* **Requirements**: All of the lines below are to be printed again exactly; images are excluded from the output.

* **Exercise input**:

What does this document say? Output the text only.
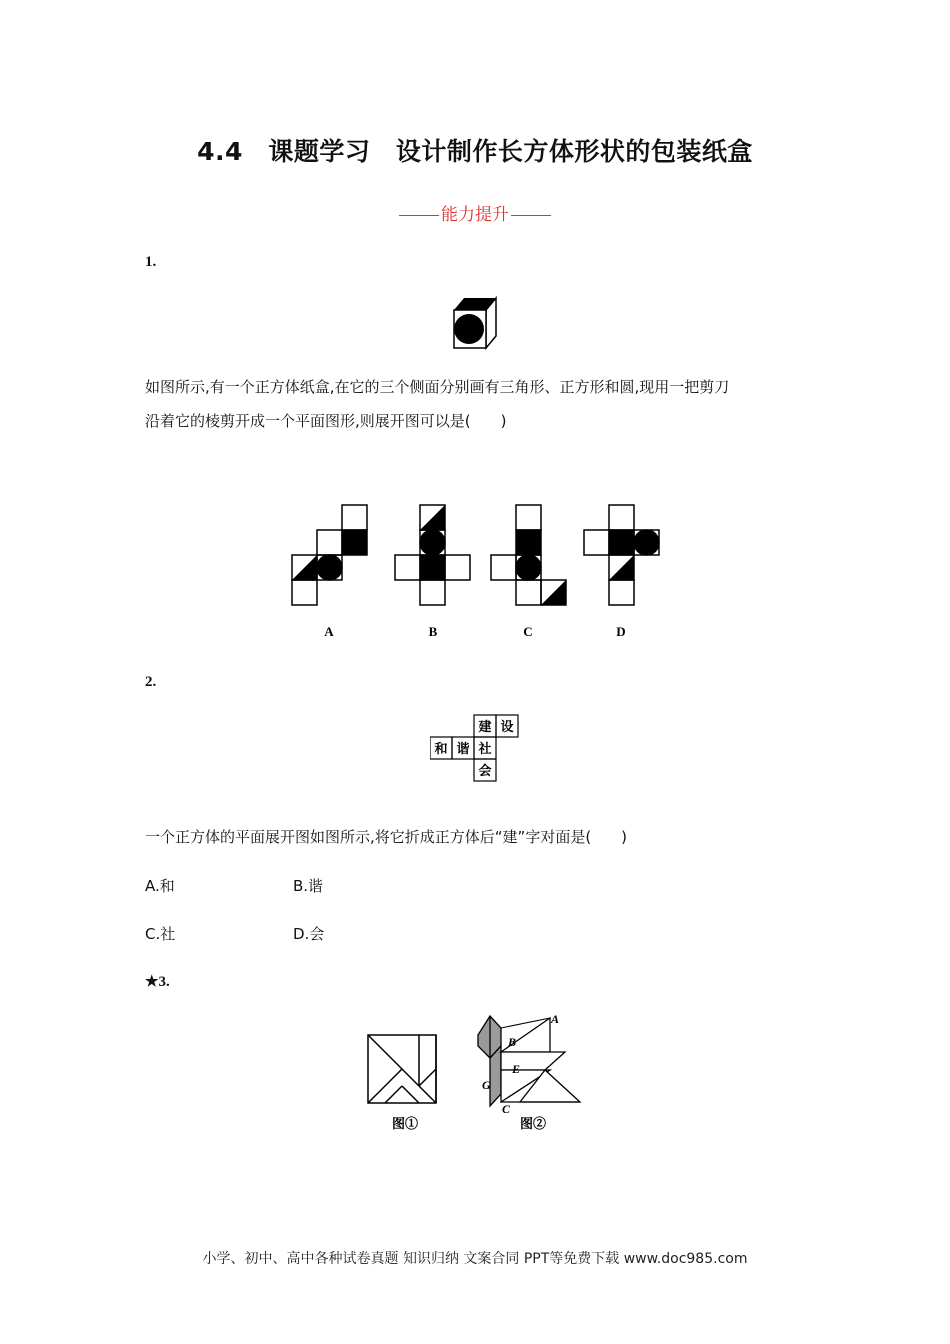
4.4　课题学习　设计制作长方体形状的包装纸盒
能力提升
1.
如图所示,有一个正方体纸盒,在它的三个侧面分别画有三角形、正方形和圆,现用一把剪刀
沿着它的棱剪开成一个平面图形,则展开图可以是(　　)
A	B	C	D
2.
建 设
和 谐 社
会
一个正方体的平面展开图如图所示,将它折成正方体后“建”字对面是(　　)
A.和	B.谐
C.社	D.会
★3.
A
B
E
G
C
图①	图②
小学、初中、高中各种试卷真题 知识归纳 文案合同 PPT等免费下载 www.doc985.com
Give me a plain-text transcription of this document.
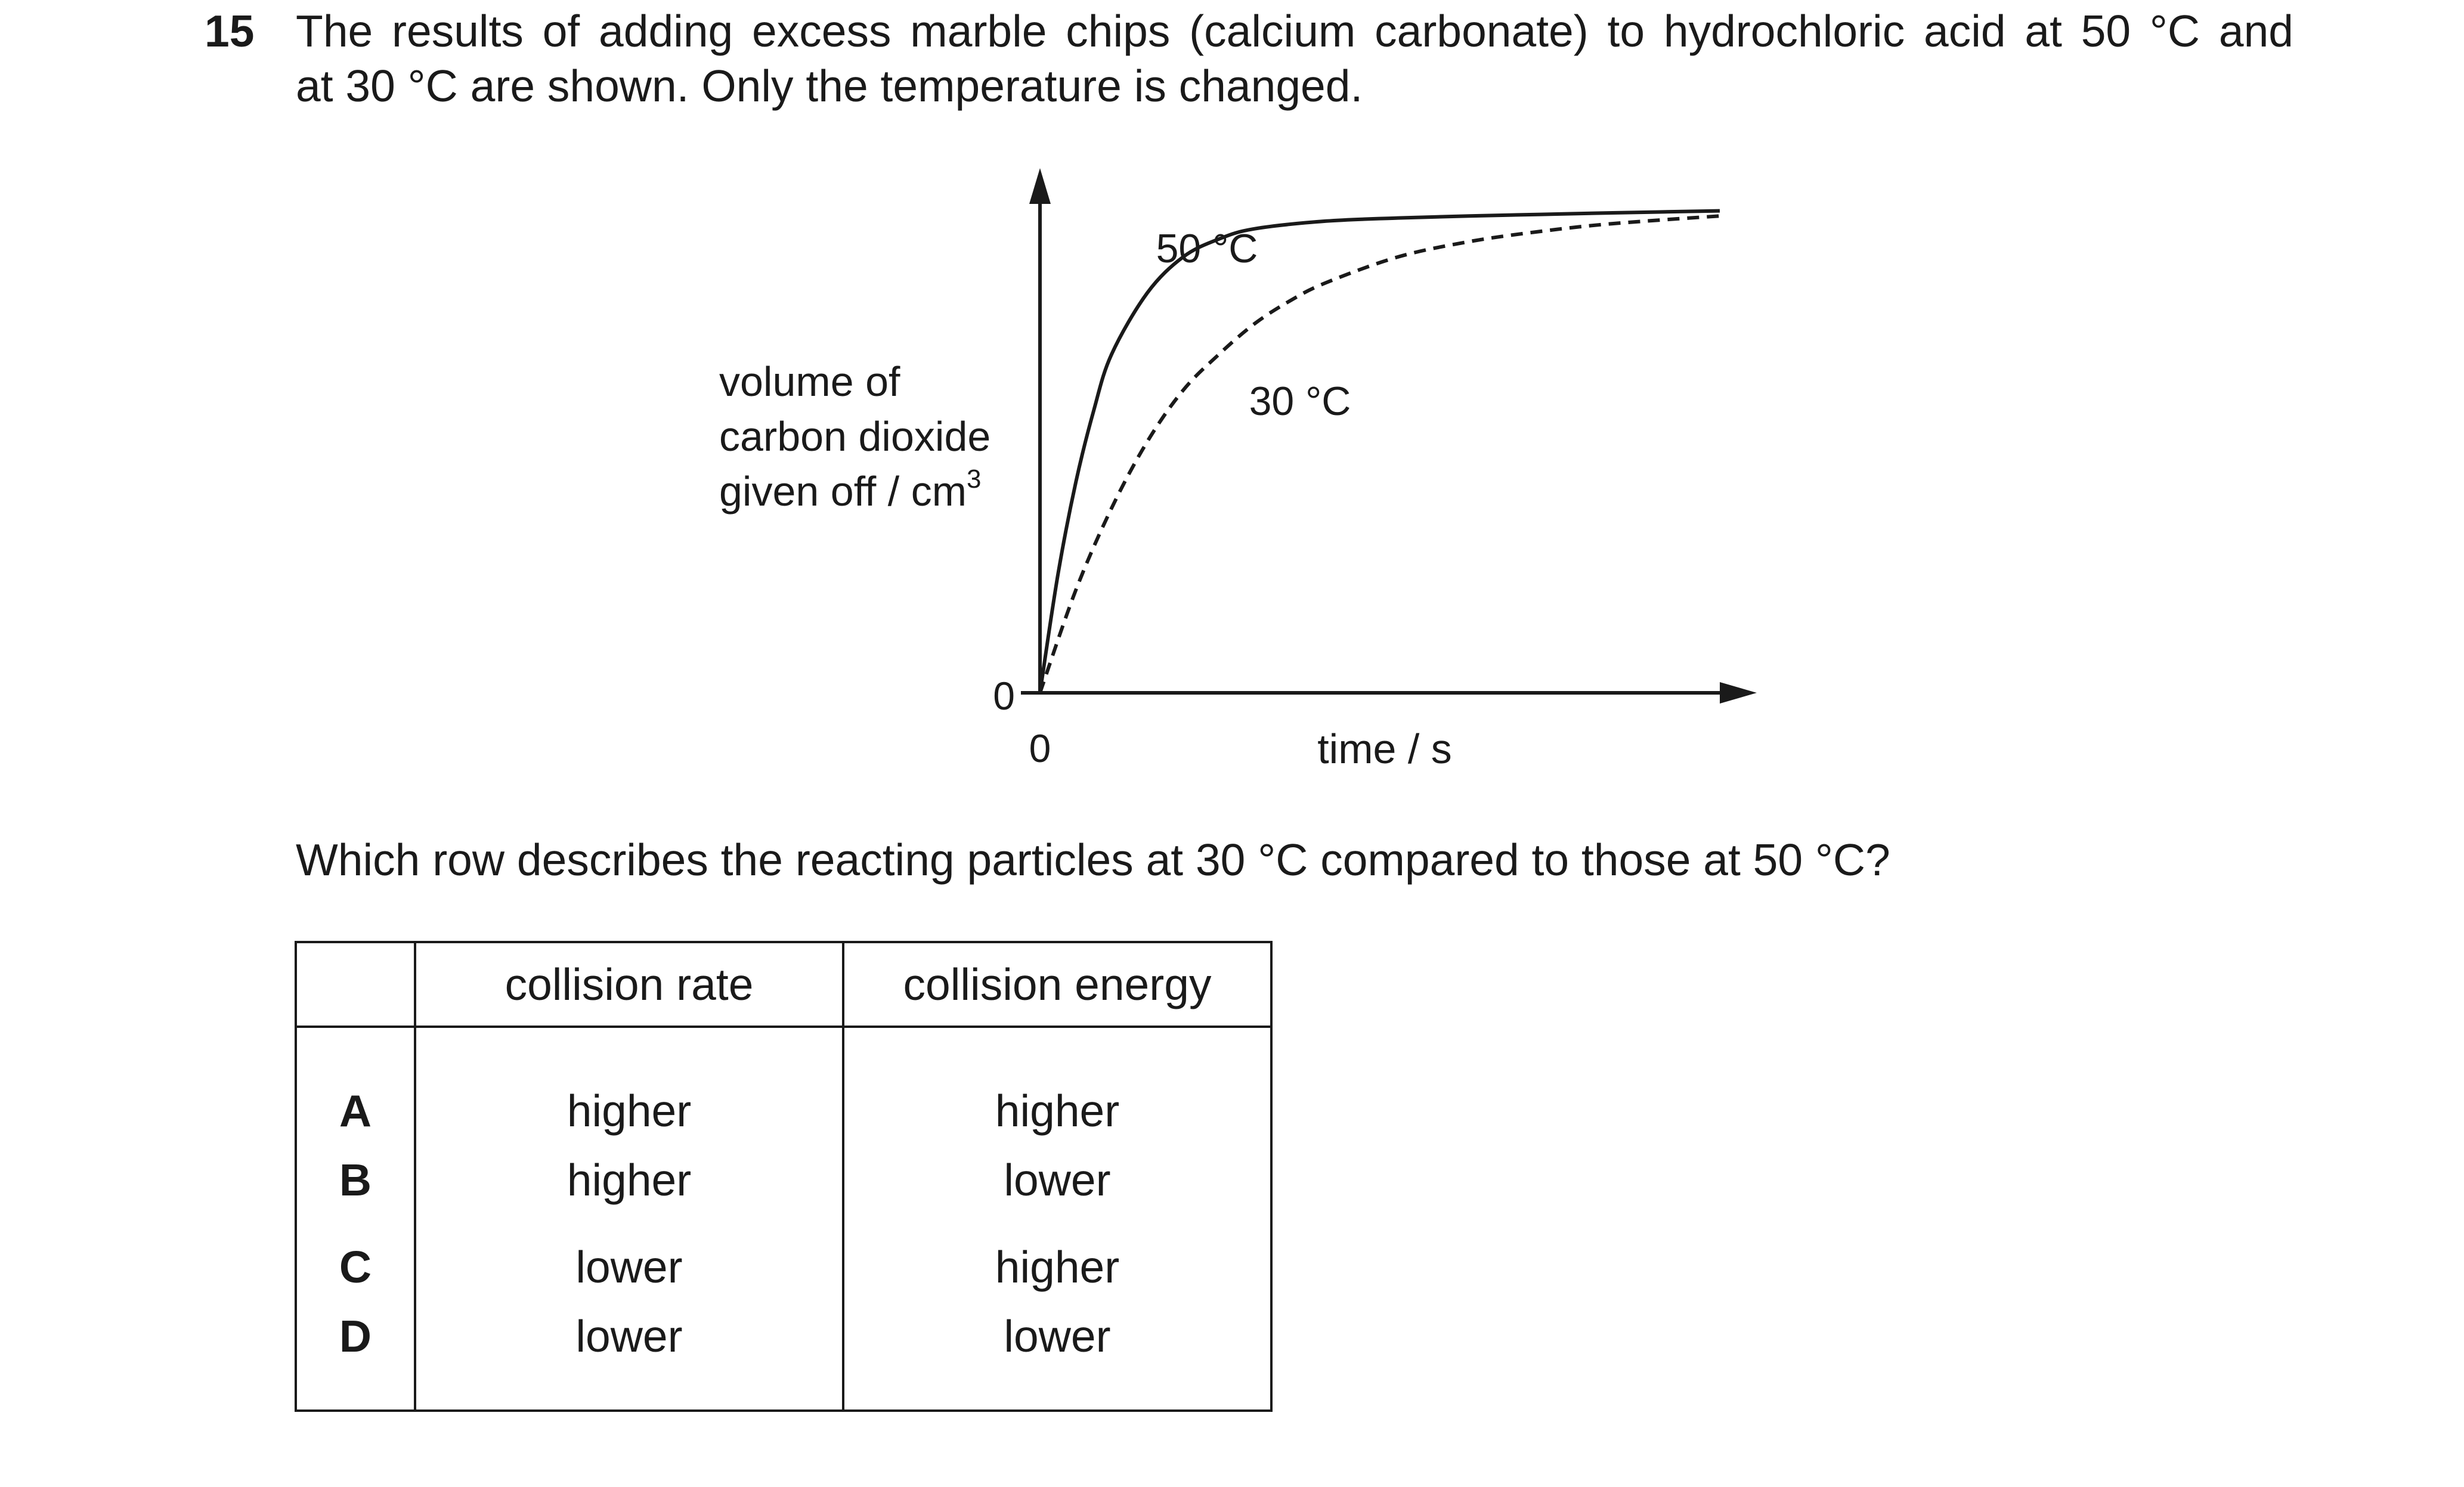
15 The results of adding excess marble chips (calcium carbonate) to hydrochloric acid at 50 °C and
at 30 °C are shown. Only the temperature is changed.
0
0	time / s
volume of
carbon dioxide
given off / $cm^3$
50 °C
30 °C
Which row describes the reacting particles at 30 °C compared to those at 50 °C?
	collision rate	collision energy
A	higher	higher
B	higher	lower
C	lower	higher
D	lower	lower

* **Response for this exercise**:
What does this document say? Output the text only.
4.4　课题学习　设计制作长方体形状的包装纸盒
能力提升
1.
如图所示,有一个正方体纸盒,在它的三个侧面分别画有三角形、正方形和圆,现用一把剪刀
沿着它的棱剪开成一个平面图形,则展开图可以是(　　)
A	B	C	D
2.
建 设
和 谐 社
会
一个正方体的平面展开图如图所示,将它折成正方体后“建”字对面是(　　)
A.和	B.谐
C.社	D.会
★3.
A
B
E
G
C
图①	图②
小学、初中、高中各种试卷真题 知识归纳 文案合同 PPT等免费下载 www.doc985.com
Give me a plain-text transcription of this document.
15 The results of adding excess marble chips (calcium carbonate) to hydrochloric acid at 50 °C and
at 30 °C are shown. Only the temperature is changed.
0
0	time / s
volume of
carbon dioxide
given off / $cm^3$
50 °C
30 °C
Which row describes the reacting particles at 30 °C compared to those at 50 °C?
	collision rate	collision energy
A	higher	higher
B	higher	lower
C	lower	higher
D	lower	lower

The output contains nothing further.